> _Task to carry out_
Pull every line containing "infill" from the entries.

> _Data extract_

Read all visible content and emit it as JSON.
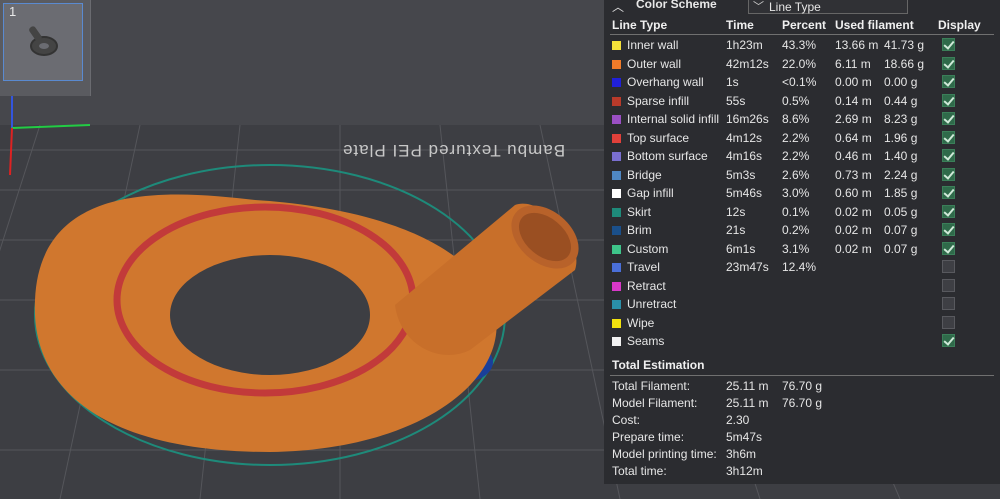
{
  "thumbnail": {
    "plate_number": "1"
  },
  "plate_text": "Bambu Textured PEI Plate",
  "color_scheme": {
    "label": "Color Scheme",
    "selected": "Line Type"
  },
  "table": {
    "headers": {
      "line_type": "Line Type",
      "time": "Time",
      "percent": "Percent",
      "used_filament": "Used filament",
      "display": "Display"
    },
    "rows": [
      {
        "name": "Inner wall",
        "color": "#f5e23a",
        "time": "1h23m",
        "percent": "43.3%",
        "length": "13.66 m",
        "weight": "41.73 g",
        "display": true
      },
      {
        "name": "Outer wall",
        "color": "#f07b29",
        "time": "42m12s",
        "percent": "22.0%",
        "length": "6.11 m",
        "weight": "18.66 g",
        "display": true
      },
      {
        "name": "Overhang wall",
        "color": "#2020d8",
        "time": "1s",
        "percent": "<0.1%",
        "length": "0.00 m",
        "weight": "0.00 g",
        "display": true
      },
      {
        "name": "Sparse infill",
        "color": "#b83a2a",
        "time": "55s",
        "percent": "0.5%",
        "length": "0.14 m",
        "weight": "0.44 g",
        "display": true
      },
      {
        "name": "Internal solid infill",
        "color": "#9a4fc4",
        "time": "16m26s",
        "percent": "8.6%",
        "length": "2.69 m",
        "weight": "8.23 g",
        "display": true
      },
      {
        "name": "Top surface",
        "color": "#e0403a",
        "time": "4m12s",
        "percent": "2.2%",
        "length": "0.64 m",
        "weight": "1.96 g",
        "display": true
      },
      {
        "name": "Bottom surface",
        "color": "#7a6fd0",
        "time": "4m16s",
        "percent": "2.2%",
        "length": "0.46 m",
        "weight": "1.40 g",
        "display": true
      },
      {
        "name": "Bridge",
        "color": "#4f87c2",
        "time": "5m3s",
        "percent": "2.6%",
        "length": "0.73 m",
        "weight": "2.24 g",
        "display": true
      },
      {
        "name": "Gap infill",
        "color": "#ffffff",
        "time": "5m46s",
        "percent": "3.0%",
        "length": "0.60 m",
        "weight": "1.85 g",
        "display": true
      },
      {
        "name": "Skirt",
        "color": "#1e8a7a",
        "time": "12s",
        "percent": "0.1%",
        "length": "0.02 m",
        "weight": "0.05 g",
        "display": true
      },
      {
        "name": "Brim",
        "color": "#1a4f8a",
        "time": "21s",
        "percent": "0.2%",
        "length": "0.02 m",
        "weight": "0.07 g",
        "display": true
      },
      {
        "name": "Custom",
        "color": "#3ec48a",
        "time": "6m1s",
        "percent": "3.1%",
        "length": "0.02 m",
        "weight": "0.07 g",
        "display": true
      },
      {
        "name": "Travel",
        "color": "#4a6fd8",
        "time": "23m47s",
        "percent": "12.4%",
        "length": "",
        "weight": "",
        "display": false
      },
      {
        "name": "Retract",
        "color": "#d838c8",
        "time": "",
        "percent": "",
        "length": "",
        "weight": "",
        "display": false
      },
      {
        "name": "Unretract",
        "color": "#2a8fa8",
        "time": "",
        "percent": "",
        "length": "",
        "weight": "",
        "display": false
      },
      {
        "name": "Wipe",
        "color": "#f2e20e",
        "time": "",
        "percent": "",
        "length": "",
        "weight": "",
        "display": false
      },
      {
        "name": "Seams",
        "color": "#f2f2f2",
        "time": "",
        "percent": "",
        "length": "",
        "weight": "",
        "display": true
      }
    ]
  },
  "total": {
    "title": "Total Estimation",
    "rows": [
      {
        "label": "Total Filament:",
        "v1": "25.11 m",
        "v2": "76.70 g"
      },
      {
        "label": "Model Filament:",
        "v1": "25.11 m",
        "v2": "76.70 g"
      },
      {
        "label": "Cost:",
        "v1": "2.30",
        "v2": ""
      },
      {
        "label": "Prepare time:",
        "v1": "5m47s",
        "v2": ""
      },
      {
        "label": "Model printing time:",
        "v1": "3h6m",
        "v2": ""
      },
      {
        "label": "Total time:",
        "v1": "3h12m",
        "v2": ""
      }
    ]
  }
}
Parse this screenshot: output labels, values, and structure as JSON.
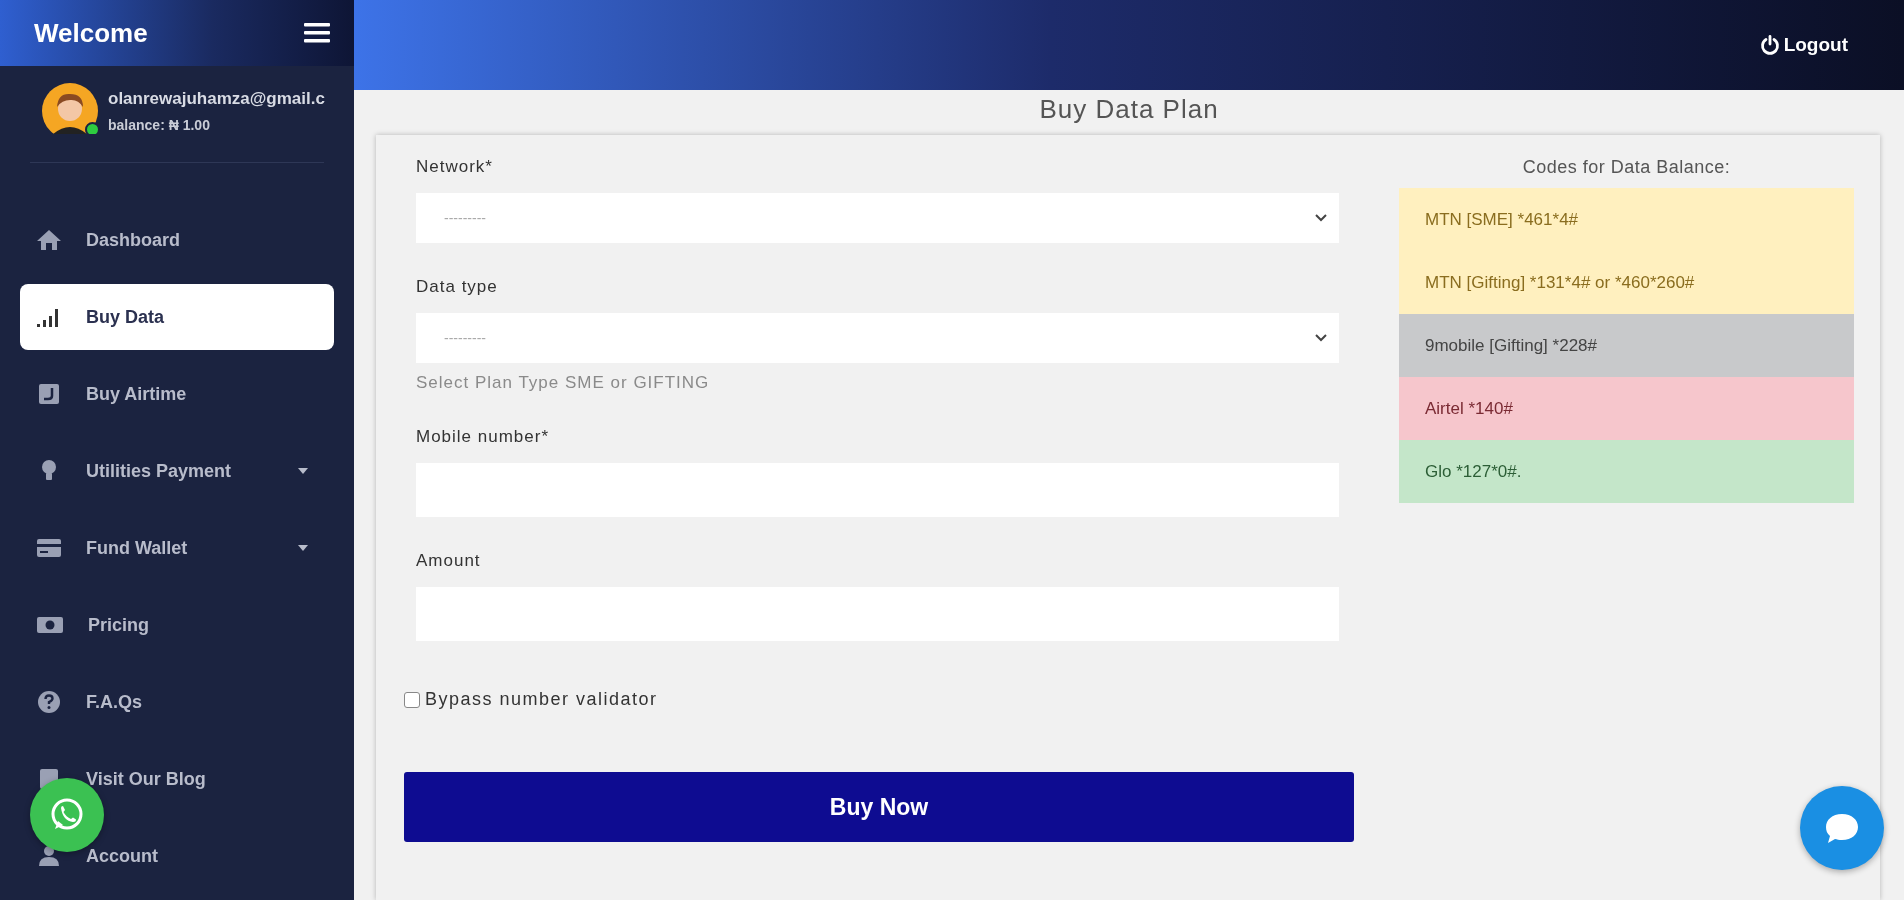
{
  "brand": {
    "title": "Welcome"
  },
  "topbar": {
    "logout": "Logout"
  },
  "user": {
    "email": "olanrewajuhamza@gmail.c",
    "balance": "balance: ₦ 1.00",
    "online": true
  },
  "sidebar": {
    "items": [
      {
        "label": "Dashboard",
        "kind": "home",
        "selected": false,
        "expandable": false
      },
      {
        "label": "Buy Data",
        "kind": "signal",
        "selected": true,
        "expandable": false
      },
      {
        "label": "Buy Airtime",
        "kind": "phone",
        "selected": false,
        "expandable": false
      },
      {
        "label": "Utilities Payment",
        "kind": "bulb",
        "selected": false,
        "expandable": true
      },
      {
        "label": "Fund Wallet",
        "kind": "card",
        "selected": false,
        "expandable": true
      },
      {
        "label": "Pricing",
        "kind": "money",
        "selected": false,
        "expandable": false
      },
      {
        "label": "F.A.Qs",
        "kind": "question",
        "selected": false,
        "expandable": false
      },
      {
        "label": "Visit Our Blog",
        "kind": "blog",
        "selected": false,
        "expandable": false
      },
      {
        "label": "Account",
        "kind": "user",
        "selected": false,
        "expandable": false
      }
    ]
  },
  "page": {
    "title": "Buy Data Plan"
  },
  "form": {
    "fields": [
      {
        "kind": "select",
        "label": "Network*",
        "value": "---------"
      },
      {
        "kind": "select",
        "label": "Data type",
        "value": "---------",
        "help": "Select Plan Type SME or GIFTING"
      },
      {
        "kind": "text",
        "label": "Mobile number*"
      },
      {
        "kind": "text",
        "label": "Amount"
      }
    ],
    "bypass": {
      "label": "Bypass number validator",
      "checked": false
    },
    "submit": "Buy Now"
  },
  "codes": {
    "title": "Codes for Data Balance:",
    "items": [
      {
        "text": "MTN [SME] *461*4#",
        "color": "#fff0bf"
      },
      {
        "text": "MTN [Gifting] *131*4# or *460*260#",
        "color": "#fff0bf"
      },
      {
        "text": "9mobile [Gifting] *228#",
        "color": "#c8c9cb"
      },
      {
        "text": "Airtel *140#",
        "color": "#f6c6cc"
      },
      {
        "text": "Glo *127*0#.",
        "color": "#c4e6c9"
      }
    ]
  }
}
...
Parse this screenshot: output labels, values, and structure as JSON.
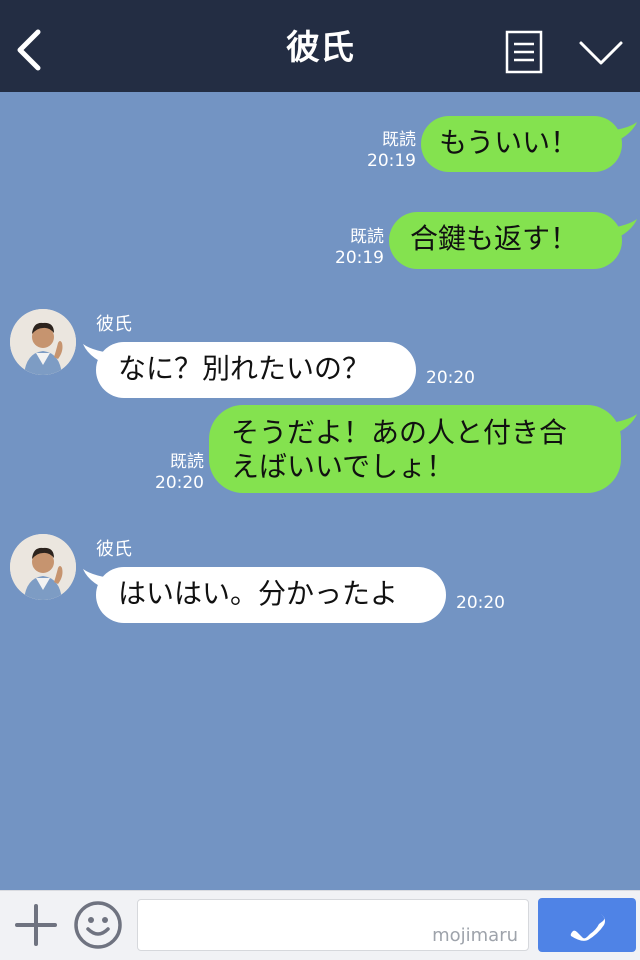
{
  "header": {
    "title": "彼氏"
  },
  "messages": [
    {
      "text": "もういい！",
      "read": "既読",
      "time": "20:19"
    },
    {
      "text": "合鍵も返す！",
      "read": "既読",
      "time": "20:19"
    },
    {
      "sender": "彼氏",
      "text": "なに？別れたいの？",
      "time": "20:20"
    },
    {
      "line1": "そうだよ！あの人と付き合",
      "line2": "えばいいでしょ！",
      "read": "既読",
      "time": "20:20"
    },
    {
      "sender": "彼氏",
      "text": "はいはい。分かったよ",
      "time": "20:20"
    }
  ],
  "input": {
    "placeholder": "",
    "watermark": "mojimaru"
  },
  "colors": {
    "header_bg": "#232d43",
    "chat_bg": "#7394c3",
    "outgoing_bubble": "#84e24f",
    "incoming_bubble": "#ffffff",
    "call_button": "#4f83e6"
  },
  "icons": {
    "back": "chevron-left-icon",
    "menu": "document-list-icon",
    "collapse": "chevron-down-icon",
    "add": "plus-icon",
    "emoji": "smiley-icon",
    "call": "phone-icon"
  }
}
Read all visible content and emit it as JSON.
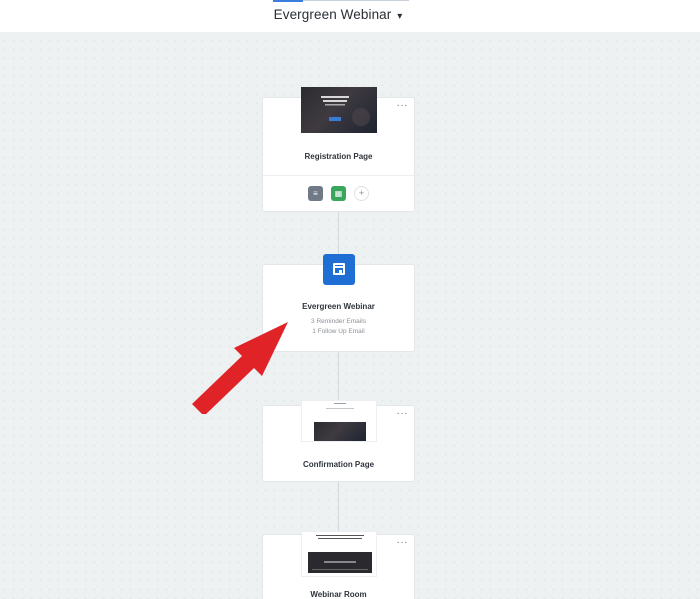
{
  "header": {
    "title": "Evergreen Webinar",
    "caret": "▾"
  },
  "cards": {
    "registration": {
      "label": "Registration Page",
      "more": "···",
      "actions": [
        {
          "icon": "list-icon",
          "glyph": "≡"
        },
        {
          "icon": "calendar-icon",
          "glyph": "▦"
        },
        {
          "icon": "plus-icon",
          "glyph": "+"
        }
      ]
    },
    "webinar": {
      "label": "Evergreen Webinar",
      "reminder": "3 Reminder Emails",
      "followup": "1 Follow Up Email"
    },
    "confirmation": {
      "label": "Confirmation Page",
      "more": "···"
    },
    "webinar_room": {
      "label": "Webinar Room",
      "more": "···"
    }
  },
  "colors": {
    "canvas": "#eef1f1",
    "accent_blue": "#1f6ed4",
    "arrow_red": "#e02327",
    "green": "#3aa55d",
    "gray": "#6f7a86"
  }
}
==
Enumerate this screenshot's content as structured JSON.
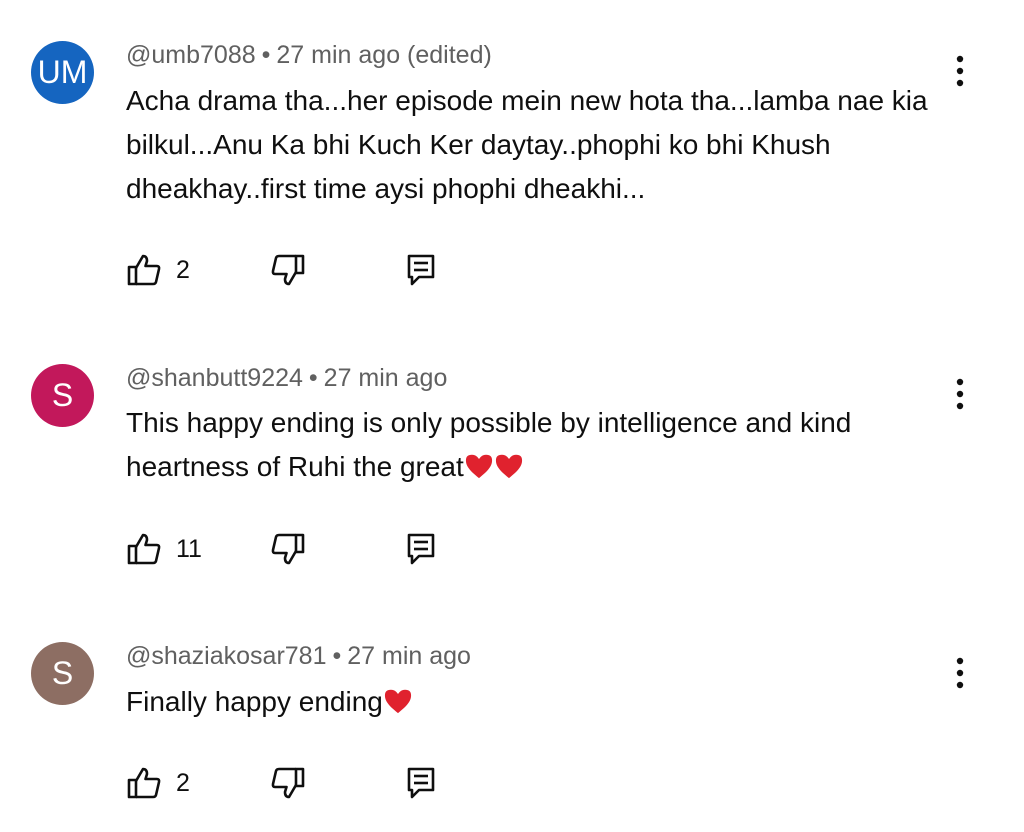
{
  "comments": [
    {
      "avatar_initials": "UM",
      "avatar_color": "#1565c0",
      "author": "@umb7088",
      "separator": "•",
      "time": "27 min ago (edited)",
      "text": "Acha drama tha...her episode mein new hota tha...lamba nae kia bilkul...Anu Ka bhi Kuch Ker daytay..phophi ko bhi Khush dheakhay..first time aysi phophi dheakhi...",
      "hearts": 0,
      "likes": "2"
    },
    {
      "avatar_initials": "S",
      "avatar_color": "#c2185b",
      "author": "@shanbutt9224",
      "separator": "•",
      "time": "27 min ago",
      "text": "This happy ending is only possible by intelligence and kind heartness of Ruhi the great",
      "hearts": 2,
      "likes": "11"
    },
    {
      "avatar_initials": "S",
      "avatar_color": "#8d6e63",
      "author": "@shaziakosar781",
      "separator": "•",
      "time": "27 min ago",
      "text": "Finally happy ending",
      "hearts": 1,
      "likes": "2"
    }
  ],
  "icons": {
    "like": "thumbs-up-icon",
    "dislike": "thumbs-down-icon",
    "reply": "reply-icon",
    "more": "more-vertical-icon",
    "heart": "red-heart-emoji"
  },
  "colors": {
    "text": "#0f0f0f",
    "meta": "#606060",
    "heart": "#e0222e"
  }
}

> _Worked answer_
        "name": "Sparse infill",
        "name": "Internal solid infill",
        "name": "Gap infill",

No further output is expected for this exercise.